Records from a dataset

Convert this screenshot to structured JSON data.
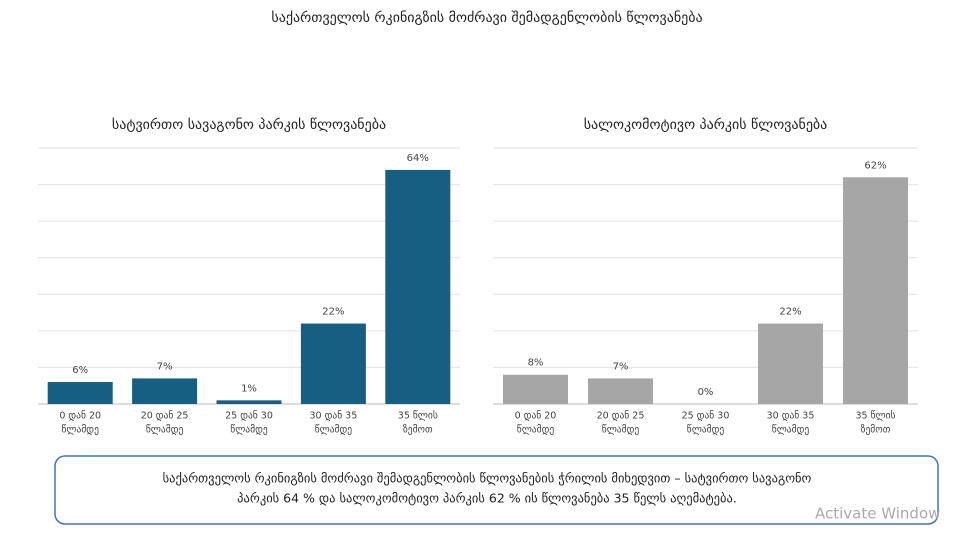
{
  "title": "საქართველოს რკინიგზის მოძრავი შემადგენლობის წლოვანება",
  "chart_data": [
    {
      "type": "bar",
      "title": "სატვირთო სავაგონო პარკის წლოვანება",
      "categories": [
        [
          "0 დან 20",
          "წლამდე"
        ],
        [
          "20 დან 25",
          "წლამდე"
        ],
        [
          "25 დან 30",
          "წლამდე"
        ],
        [
          "30 დან 35",
          "წლამდე"
        ],
        [
          "35 წლის",
          "ზემოთ"
        ]
      ],
      "values": [
        6,
        7,
        1,
        22,
        64
      ],
      "value_labels": [
        "6%",
        "7%",
        "1%",
        "22%",
        "64%"
      ],
      "color": "#175e83",
      "ylim": [
        0,
        70
      ],
      "yticks": [
        0,
        10,
        20,
        30,
        40,
        50,
        60,
        70
      ],
      "grid": true
    },
    {
      "type": "bar",
      "title": "სალოკომოტივო პარკის წლოვანება",
      "categories": [
        [
          "0 დან 20",
          "წლამდე"
        ],
        [
          "20 დან 25",
          "წლამდე"
        ],
        [
          "25 დან 30",
          "წლამდე"
        ],
        [
          "30 დან 35",
          "წლამდე"
        ],
        [
          "35 წლის",
          "ზემოთ"
        ]
      ],
      "values": [
        8,
        7,
        0,
        22,
        62
      ],
      "value_labels": [
        "8%",
        "7%",
        "0%",
        "22%",
        "62%"
      ],
      "color": "#a6a6a6",
      "ylim": [
        0,
        70
      ],
      "yticks": [
        0,
        10,
        20,
        30,
        40,
        50,
        60,
        70
      ],
      "grid": true
    }
  ],
  "note": [
    "საქართველოს რკინიგზის  მოძრავი შემადგენლობის წლოვანების ჭრილის მიხედვით – სატვირთო სავაგონო",
    "პარკის 64 %  და სალოკომოტივო პარკის 62 % ის წლოვანება 35 წელს აღემატება."
  ],
  "watermark": "Activate Window"
}
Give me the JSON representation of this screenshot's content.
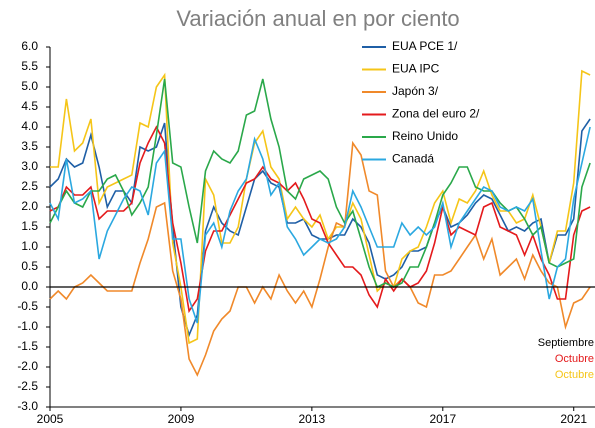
{
  "chart_data": {
    "type": "line",
    "subtitle": "Variación anual en por ciento",
    "x": [
      2005,
      2005.25,
      2005.5,
      2005.75,
      2006,
      2006.25,
      2006.5,
      2006.75,
      2007,
      2007.25,
      2007.5,
      2007.75,
      2008,
      2008.25,
      2008.5,
      2008.75,
      2009,
      2009.25,
      2009.5,
      2009.75,
      2010,
      2010.25,
      2010.5,
      2010.75,
      2011,
      2011.25,
      2011.5,
      2011.75,
      2012,
      2012.25,
      2012.5,
      2012.75,
      2013,
      2013.25,
      2013.5,
      2013.75,
      2014,
      2014.25,
      2014.5,
      2014.75,
      2015,
      2015.25,
      2015.5,
      2015.75,
      2016,
      2016.25,
      2016.5,
      2016.75,
      2017,
      2017.25,
      2017.5,
      2017.75,
      2018,
      2018.25,
      2018.5,
      2018.75,
      2019,
      2019.25,
      2019.5,
      2019.75,
      2020,
      2020.25,
      2020.5,
      2020.75,
      2021,
      2021.25,
      2021.5
    ],
    "series": [
      {
        "name": "EUA PCE 1/",
        "color": "#1f5fa6",
        "values": [
          2.5,
          2.7,
          3.2,
          3.0,
          3.1,
          3.8,
          3.0,
          2.0,
          2.4,
          2.4,
          2.1,
          3.5,
          3.4,
          3.5,
          4.1,
          1.5,
          -0.5,
          -1.2,
          -0.7,
          1.4,
          2.0,
          1.6,
          1.4,
          1.3,
          2.0,
          2.7,
          2.9,
          2.6,
          2.5,
          1.6,
          1.6,
          1.7,
          1.3,
          1.2,
          1.2,
          1.3,
          1.3,
          1.7,
          1.5,
          1.1,
          0.3,
          0.2,
          0.3,
          0.5,
          0.9,
          0.9,
          1.0,
          1.6,
          2.0,
          1.5,
          1.6,
          1.8,
          2.1,
          2.3,
          2.2,
          1.8,
          1.4,
          1.5,
          1.4,
          1.6,
          1.7,
          0.6,
          1.3,
          1.3,
          1.7,
          3.9,
          4.2
        ]
      },
      {
        "name": "EUA IPC",
        "color": "#f5c518",
        "values": [
          3.0,
          3.0,
          4.7,
          3.4,
          3.6,
          4.2,
          2.1,
          2.5,
          2.6,
          2.7,
          2.8,
          4.1,
          4.0,
          5.0,
          5.3,
          1.1,
          0.0,
          -1.4,
          -1.3,
          2.7,
          2.3,
          1.1,
          1.1,
          1.5,
          2.7,
          3.6,
          3.9,
          3.0,
          2.7,
          1.7,
          2.0,
          1.7,
          1.5,
          1.8,
          1.2,
          1.5,
          1.5,
          2.1,
          1.7,
          0.8,
          -0.1,
          0.1,
          0.0,
          0.7,
          0.9,
          1.0,
          1.5,
          2.1,
          2.4,
          1.6,
          2.2,
          2.1,
          2.4,
          2.9,
          2.3,
          1.9,
          1.9,
          1.6,
          1.7,
          2.3,
          1.5,
          0.6,
          1.4,
          1.4,
          2.6,
          5.4,
          5.3
        ]
      },
      {
        "name": "Japón 3/",
        "color": "#f0892a",
        "values": [
          -0.3,
          -0.1,
          -0.3,
          0.0,
          0.1,
          0.3,
          0.1,
          -0.1,
          -0.1,
          -0.1,
          -0.1,
          0.6,
          1.2,
          2.0,
          2.1,
          0.4,
          -0.3,
          -1.8,
          -2.2,
          -1.7,
          -1.1,
          -0.8,
          -0.6,
          0.0,
          0.0,
          -0.4,
          0.0,
          -0.3,
          0.3,
          -0.1,
          -0.4,
          -0.1,
          -0.5,
          0.2,
          1.0,
          1.6,
          1.5,
          3.6,
          3.3,
          2.4,
          2.3,
          0.4,
          0.0,
          0.2,
          0.0,
          -0.4,
          -0.5,
          0.3,
          0.3,
          0.4,
          0.7,
          1.0,
          1.3,
          0.7,
          1.2,
          0.3,
          0.5,
          0.7,
          0.2,
          0.8,
          0.4,
          0.1,
          0.0,
          -1.0,
          -0.4,
          -0.3,
          0.0
        ]
      },
      {
        "name": "Zona del euro 2/",
        "color": "#e41a1c",
        "values": [
          1.9,
          2.0,
          2.5,
          2.3,
          2.3,
          2.5,
          1.7,
          1.9,
          1.9,
          1.9,
          2.1,
          3.1,
          3.6,
          4.0,
          3.6,
          1.6,
          0.6,
          -0.6,
          -0.3,
          0.9,
          1.4,
          1.4,
          1.8,
          2.2,
          2.6,
          2.7,
          3.0,
          2.7,
          2.6,
          2.4,
          2.6,
          2.2,
          1.7,
          1.6,
          1.1,
          0.8,
          0.5,
          0.5,
          0.3,
          -0.2,
          -0.5,
          0.2,
          -0.1,
          0.2,
          0.0,
          0.1,
          0.4,
          1.1,
          2.0,
          1.3,
          1.5,
          1.4,
          1.3,
          2.0,
          2.1,
          1.5,
          1.4,
          1.3,
          0.8,
          1.3,
          0.7,
          0.3,
          -0.3,
          -0.3,
          1.3,
          1.9,
          2.0
        ]
      },
      {
        "name": "Reino Unido",
        "color": "#2aa84a",
        "values": [
          1.6,
          2.0,
          2.4,
          2.1,
          2.0,
          2.4,
          2.4,
          2.7,
          2.8,
          2.4,
          1.8,
          2.1,
          2.5,
          3.8,
          5.2,
          3.1,
          3.0,
          2.0,
          1.1,
          2.9,
          3.4,
          3.2,
          3.1,
          3.4,
          4.3,
          4.4,
          5.2,
          4.2,
          3.5,
          2.4,
          2.2,
          2.7,
          2.8,
          2.9,
          2.7,
          2.0,
          1.6,
          1.9,
          1.2,
          0.5,
          0.0,
          0.1,
          0.0,
          0.1,
          0.5,
          0.5,
          1.0,
          1.6,
          2.3,
          2.6,
          3.0,
          3.0,
          2.5,
          2.4,
          2.4,
          2.1,
          1.9,
          2.0,
          1.7,
          1.3,
          1.5,
          0.6,
          0.5,
          0.6,
          0.7,
          2.5,
          3.1
        ]
      },
      {
        "name": "Canadá",
        "color": "#2ba8e0",
        "values": [
          2.1,
          1.7,
          3.2,
          2.1,
          2.2,
          2.4,
          0.7,
          1.4,
          1.8,
          2.2,
          2.5,
          2.4,
          1.8,
          3.1,
          3.4,
          1.2,
          1.2,
          -0.3,
          -0.9,
          1.3,
          1.6,
          1.0,
          1.9,
          2.4,
          2.7,
          3.7,
          3.2,
          2.3,
          2.6,
          1.5,
          1.2,
          0.8,
          1.0,
          1.2,
          1.1,
          1.2,
          1.5,
          2.4,
          2.0,
          1.5,
          1.0,
          1.0,
          1.0,
          1.6,
          1.3,
          1.5,
          1.3,
          1.5,
          2.1,
          1.0,
          1.6,
          1.9,
          2.2,
          2.5,
          2.4,
          2.0,
          1.9,
          2.0,
          1.9,
          2.2,
          0.9,
          -0.3,
          0.5,
          0.7,
          2.2,
          3.1,
          4.0
        ]
      }
    ],
    "xlim": [
      2005,
      2021.65
    ],
    "xticks": [
      2005,
      2009,
      2013,
      2017,
      2021
    ],
    "ylim": [
      -3,
      6
    ],
    "yticks": [
      {
        "value": -3,
        "label": "-3.0"
      },
      -2.5,
      {
        "value": -2,
        "label": "-2.0"
      },
      -1.5,
      {
        "value": -1,
        "label": "-1.0"
      },
      -0.5,
      {
        "value": 0,
        "label": "0.0"
      },
      0.5,
      {
        "value": 1,
        "label": "1.0"
      },
      1.5,
      {
        "value": 2,
        "label": "2.0"
      },
      2.5,
      {
        "value": 3,
        "label": "3.0"
      },
      3.5,
      {
        "value": 4,
        "label": "4.0"
      },
      4.5,
      {
        "value": 5,
        "label": "5.0"
      },
      5.5,
      {
        "value": 6,
        "label": "6.0"
      }
    ],
    "zero_line": true,
    "annotations": [
      {
        "text": "Septiembre",
        "color": "#000000"
      },
      {
        "text": "Octubre",
        "color": "#e41a1c"
      },
      {
        "text": "Octubre",
        "color": "#f5c518"
      }
    ]
  }
}
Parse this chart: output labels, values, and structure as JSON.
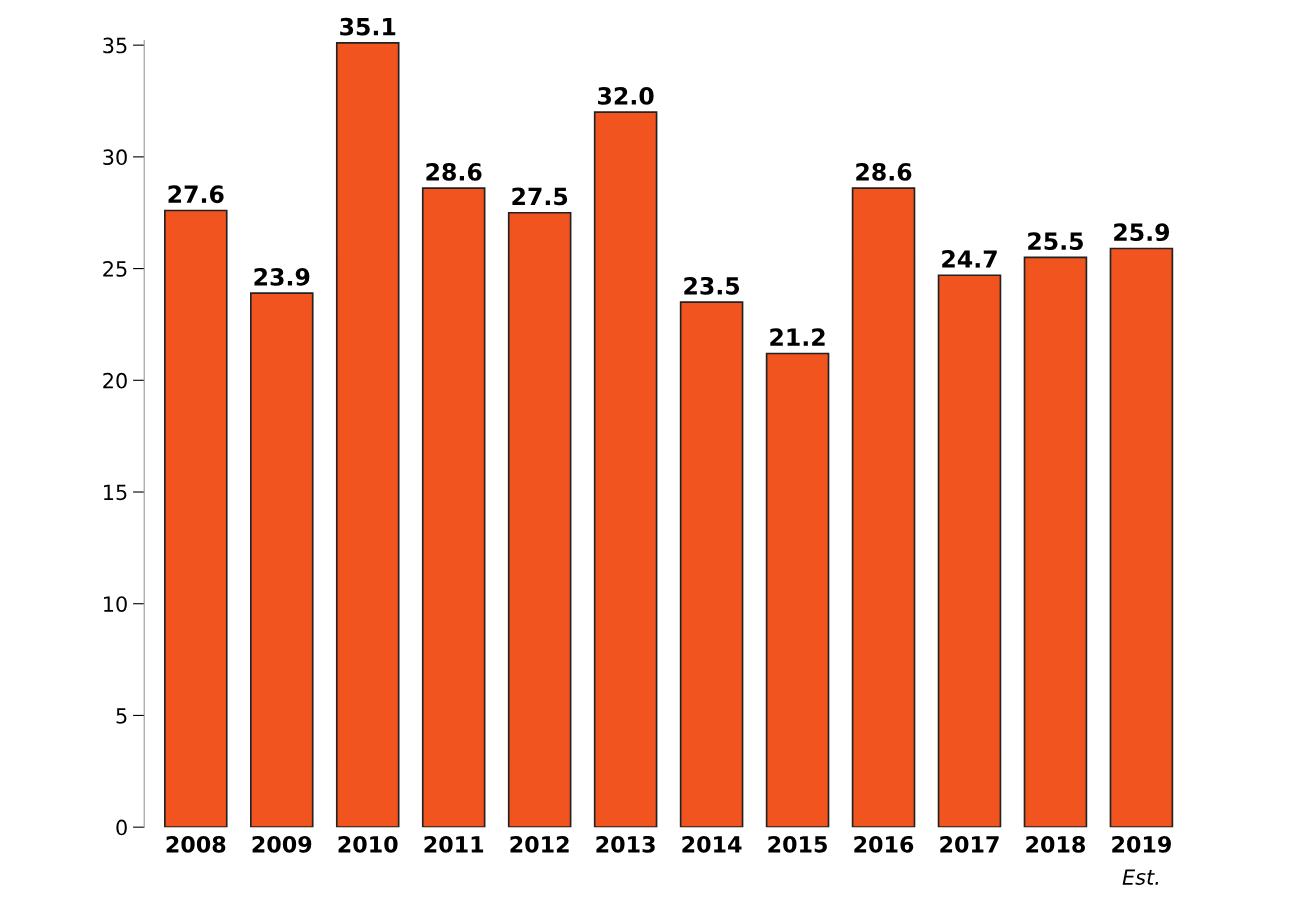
{
  "chart_data": {
    "type": "bar",
    "categories": [
      "2008",
      "2009",
      "2010",
      "2011",
      "2012",
      "2013",
      "2014",
      "2015",
      "2016",
      "2017",
      "2018",
      "2019"
    ],
    "values": [
      27.6,
      23.9,
      35.1,
      28.6,
      27.5,
      32.0,
      23.5,
      21.2,
      28.6,
      24.7,
      25.5,
      25.9
    ],
    "value_labels": [
      "27.6",
      "23.9",
      "35.1",
      "28.6",
      "27.5",
      "32.0",
      "23.5",
      "21.2",
      "28.6",
      "24.7",
      "25.5",
      "25.9"
    ],
    "color": "#f2541f",
    "ylim": [
      0,
      35.2
    ],
    "yticks": [
      0,
      5,
      10,
      15,
      20,
      25,
      30,
      35
    ],
    "annotations": [
      "Est."
    ],
    "grid": false,
    "legend": false
  }
}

## SHORT PROBLEM
Which lines above contain the word "მოძრავი"? Copy each of them.

## RESPONSE TO THIS EXERCISE
  "title": "საქართველოს რკინიგზის მოძრავი შემადგენლობის წლოვანება",
    "საქართველოს რკინიგზის  მოძრავი შემადგენლობის წლოვანების ჭრილის მიხედვით – სატვირთო სავაგონო",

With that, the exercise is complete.